- What the exercise asks
Reproduce all records verbatim.
+ + + +
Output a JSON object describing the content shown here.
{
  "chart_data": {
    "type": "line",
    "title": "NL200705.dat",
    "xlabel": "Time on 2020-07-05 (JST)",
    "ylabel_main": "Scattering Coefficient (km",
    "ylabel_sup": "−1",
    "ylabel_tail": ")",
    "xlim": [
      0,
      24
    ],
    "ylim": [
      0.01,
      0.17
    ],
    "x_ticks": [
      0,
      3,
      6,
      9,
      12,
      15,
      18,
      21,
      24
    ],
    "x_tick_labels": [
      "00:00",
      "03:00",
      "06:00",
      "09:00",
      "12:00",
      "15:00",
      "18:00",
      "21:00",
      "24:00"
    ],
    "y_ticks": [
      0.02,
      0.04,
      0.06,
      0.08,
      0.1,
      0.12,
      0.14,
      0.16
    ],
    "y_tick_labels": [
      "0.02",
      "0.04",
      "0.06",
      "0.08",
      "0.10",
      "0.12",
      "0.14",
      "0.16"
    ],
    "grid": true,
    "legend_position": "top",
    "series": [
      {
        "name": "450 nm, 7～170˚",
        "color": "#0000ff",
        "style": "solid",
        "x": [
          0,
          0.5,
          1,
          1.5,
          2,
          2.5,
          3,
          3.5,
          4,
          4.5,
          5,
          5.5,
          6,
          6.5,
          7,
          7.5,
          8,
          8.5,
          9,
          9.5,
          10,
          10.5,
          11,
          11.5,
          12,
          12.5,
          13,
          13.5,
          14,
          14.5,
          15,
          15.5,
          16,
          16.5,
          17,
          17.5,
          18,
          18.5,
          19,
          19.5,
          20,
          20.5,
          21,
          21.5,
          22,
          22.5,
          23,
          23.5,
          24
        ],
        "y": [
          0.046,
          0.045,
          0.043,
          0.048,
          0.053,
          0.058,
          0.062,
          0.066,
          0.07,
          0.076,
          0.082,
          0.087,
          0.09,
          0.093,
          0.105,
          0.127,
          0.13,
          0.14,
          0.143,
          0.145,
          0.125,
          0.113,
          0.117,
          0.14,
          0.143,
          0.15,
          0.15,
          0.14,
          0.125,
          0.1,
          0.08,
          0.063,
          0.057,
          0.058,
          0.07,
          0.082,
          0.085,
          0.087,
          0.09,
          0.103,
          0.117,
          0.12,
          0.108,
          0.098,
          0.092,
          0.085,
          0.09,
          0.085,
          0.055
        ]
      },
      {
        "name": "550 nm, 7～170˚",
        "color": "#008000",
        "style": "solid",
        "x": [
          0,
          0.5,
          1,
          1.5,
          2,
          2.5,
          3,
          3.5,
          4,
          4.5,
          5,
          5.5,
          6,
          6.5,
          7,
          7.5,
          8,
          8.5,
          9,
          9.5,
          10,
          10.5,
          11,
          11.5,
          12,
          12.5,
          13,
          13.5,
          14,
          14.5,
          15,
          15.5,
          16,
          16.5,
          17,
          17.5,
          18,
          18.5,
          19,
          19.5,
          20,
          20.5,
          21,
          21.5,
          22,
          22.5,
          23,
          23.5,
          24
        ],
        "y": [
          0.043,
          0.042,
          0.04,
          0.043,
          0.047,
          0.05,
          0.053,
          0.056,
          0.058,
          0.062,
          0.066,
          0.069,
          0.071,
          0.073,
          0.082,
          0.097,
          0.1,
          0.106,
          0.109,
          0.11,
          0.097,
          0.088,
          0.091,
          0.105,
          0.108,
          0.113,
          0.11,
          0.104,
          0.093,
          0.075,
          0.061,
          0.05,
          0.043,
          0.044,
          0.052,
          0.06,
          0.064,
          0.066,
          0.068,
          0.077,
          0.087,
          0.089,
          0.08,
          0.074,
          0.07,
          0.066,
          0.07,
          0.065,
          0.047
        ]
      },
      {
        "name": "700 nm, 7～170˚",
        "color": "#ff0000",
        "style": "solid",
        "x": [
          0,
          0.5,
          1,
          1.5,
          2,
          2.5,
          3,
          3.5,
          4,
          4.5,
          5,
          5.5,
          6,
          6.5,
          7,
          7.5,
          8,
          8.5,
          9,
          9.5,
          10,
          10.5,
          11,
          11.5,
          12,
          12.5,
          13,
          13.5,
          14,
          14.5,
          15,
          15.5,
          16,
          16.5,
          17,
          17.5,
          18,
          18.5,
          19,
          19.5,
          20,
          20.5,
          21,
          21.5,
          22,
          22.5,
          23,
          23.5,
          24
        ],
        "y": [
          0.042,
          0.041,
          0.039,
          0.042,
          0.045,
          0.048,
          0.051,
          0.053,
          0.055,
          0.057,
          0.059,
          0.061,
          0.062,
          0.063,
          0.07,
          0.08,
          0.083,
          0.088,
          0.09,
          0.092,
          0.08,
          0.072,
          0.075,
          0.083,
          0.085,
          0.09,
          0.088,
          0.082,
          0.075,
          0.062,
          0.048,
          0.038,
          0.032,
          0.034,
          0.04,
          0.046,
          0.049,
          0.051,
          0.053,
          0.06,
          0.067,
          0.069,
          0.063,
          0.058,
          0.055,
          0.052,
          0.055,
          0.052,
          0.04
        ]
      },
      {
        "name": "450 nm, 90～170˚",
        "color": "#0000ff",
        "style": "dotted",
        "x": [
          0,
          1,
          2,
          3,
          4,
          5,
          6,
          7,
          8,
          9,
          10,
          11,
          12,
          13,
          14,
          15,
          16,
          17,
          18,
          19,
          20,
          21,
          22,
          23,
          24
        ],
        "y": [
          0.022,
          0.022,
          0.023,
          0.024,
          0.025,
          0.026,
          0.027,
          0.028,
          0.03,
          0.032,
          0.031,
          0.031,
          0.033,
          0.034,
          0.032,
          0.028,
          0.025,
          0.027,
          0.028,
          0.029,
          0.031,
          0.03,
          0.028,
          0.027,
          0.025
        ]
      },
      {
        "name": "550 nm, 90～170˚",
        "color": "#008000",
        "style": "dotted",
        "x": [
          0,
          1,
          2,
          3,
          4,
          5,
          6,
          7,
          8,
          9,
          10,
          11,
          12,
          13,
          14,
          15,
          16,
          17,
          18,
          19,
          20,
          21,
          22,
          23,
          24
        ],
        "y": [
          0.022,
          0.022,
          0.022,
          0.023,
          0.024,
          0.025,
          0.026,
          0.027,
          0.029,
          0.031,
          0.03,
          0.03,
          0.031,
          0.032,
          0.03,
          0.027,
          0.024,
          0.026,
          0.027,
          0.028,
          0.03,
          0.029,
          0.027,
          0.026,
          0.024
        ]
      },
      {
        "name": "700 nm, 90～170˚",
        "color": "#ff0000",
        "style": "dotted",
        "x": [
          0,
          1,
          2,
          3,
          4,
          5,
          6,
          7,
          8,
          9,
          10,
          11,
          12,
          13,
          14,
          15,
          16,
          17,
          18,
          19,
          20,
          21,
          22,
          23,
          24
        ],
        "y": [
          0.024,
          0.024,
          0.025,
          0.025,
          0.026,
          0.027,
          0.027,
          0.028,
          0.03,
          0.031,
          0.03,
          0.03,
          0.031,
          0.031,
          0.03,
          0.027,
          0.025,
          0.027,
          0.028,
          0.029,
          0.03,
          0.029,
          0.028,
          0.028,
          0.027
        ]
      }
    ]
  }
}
+ + + +
- Response for this exercise
Output a JSON object describing the content shown here.
{
  "chart_data": {
    "type": "line",
    "title": "NL200705.dat",
    "xlabel": "Time on 2020-07-05 (JST)",
    "ylabel_main": "Scattering Coefficient (km",
    "ylabel_sup": "−1",
    "ylabel_tail": ")",
    "xlim": [
      0,
      24
    ],
    "ylim": [
      0.01,
      0.17
    ],
    "x_ticks": [
      0,
      3,
      6,
      9,
      12,
      15,
      18,
      21,
      24
    ],
    "x_tick_labels": [
      "00:00",
      "03:00",
      "06:00",
      "09:00",
      "12:00",
      "15:00",
      "18:00",
      "21:00",
      "24:00"
    ],
    "y_ticks": [
      0.02,
      0.04,
      0.06,
      0.08,
      0.1,
      0.12,
      0.14,
      0.16
    ],
    "y_tick_labels": [
      "0.02",
      "0.04",
      "0.06",
      "0.08",
      "0.10",
      "0.12",
      "0.14",
      "0.16"
    ],
    "grid": true,
    "legend_position": "top",
    "series": [
      {
        "name": "450 nm, 7～170˚",
        "color": "#0000ff",
        "style": "solid",
        "x": [
          0,
          0.5,
          1,
          1.5,
          2,
          2.5,
          3,
          3.5,
          4,
          4.5,
          5,
          5.5,
          6,
          6.5,
          7,
          7.5,
          8,
          8.5,
          9,
          9.5,
          10,
          10.5,
          11,
          11.5,
          12,
          12.5,
          13,
          13.5,
          14,
          14.5,
          15,
          15.5,
          16,
          16.5,
          17,
          17.5,
          18,
          18.5,
          19,
          19.5,
          20,
          20.5,
          21,
          21.5,
          22,
          22.5,
          23,
          23.5,
          24
        ],
        "y": [
          0.046,
          0.045,
          0.043,
          0.048,
          0.053,
          0.058,
          0.062,
          0.066,
          0.07,
          0.076,
          0.082,
          0.087,
          0.09,
          0.093,
          0.105,
          0.127,
          0.13,
          0.14,
          0.143,
          0.145,
          0.125,
          0.113,
          0.117,
          0.14,
          0.143,
          0.15,
          0.15,
          0.14,
          0.125,
          0.1,
          0.08,
          0.063,
          0.057,
          0.058,
          0.07,
          0.082,
          0.085,
          0.087,
          0.09,
          0.103,
          0.117,
          0.12,
          0.108,
          0.098,
          0.092,
          0.085,
          0.09,
          0.085,
          0.055
        ]
      },
      {
        "name": "550 nm, 7～170˚",
        "color": "#008000",
        "style": "solid",
        "x": [
          0,
          0.5,
          1,
          1.5,
          2,
          2.5,
          3,
          3.5,
          4,
          4.5,
          5,
          5.5,
          6,
          6.5,
          7,
          7.5,
          8,
          8.5,
          9,
          9.5,
          10,
          10.5,
          11,
          11.5,
          12,
          12.5,
          13,
          13.5,
          14,
          14.5,
          15,
          15.5,
          16,
          16.5,
          17,
          17.5,
          18,
          18.5,
          19,
          19.5,
          20,
          20.5,
          21,
          21.5,
          22,
          22.5,
          23,
          23.5,
          24
        ],
        "y": [
          0.043,
          0.042,
          0.04,
          0.043,
          0.047,
          0.05,
          0.053,
          0.056,
          0.058,
          0.062,
          0.066,
          0.069,
          0.071,
          0.073,
          0.082,
          0.097,
          0.1,
          0.106,
          0.109,
          0.11,
          0.097,
          0.088,
          0.091,
          0.105,
          0.108,
          0.113,
          0.11,
          0.104,
          0.093,
          0.075,
          0.061,
          0.05,
          0.043,
          0.044,
          0.052,
          0.06,
          0.064,
          0.066,
          0.068,
          0.077,
          0.087,
          0.089,
          0.08,
          0.074,
          0.07,
          0.066,
          0.07,
          0.065,
          0.047
        ]
      },
      {
        "name": "700 nm, 7～170˚",
        "color": "#ff0000",
        "style": "solid",
        "x": [
          0,
          0.5,
          1,
          1.5,
          2,
          2.5,
          3,
          3.5,
          4,
          4.5,
          5,
          5.5,
          6,
          6.5,
          7,
          7.5,
          8,
          8.5,
          9,
          9.5,
          10,
          10.5,
          11,
          11.5,
          12,
          12.5,
          13,
          13.5,
          14,
          14.5,
          15,
          15.5,
          16,
          16.5,
          17,
          17.5,
          18,
          18.5,
          19,
          19.5,
          20,
          20.5,
          21,
          21.5,
          22,
          22.5,
          23,
          23.5,
          24
        ],
        "y": [
          0.042,
          0.041,
          0.039,
          0.042,
          0.045,
          0.048,
          0.051,
          0.053,
          0.055,
          0.057,
          0.059,
          0.061,
          0.062,
          0.063,
          0.07,
          0.08,
          0.083,
          0.088,
          0.09,
          0.092,
          0.08,
          0.072,
          0.075,
          0.083,
          0.085,
          0.09,
          0.088,
          0.082,
          0.075,
          0.062,
          0.048,
          0.038,
          0.032,
          0.034,
          0.04,
          0.046,
          0.049,
          0.051,
          0.053,
          0.06,
          0.067,
          0.069,
          0.063,
          0.058,
          0.055,
          0.052,
          0.055,
          0.052,
          0.04
        ]
      },
      {
        "name": "450 nm, 90～170˚",
        "color": "#0000ff",
        "style": "dotted",
        "x": [
          0,
          1,
          2,
          3,
          4,
          5,
          6,
          7,
          8,
          9,
          10,
          11,
          12,
          13,
          14,
          15,
          16,
          17,
          18,
          19,
          20,
          21,
          22,
          23,
          24
        ],
        "y": [
          0.022,
          0.022,
          0.023,
          0.024,
          0.025,
          0.026,
          0.027,
          0.028,
          0.03,
          0.032,
          0.031,
          0.031,
          0.033,
          0.034,
          0.032,
          0.028,
          0.025,
          0.027,
          0.028,
          0.029,
          0.031,
          0.03,
          0.028,
          0.027,
          0.025
        ]
      },
      {
        "name": "550 nm, 90～170˚",
        "color": "#008000",
        "style": "dotted",
        "x": [
          0,
          1,
          2,
          3,
          4,
          5,
          6,
          7,
          8,
          9,
          10,
          11,
          12,
          13,
          14,
          15,
          16,
          17,
          18,
          19,
          20,
          21,
          22,
          23,
          24
        ],
        "y": [
          0.022,
          0.022,
          0.022,
          0.023,
          0.024,
          0.025,
          0.026,
          0.027,
          0.029,
          0.031,
          0.03,
          0.03,
          0.031,
          0.032,
          0.03,
          0.027,
          0.024,
          0.026,
          0.027,
          0.028,
          0.03,
          0.029,
          0.027,
          0.026,
          0.024
        ]
      },
      {
        "name": "700 nm, 90～170˚",
        "color": "#ff0000",
        "style": "dotted",
        "x": [
          0,
          1,
          2,
          3,
          4,
          5,
          6,
          7,
          8,
          9,
          10,
          11,
          12,
          13,
          14,
          15,
          16,
          17,
          18,
          19,
          20,
          21,
          22,
          23,
          24
        ],
        "y": [
          0.024,
          0.024,
          0.025,
          0.025,
          0.026,
          0.027,
          0.027,
          0.028,
          0.03,
          0.031,
          0.03,
          0.03,
          0.031,
          0.031,
          0.03,
          0.027,
          0.025,
          0.027,
          0.028,
          0.029,
          0.03,
          0.029,
          0.028,
          0.028,
          0.027
        ]
      }
    ]
  }
}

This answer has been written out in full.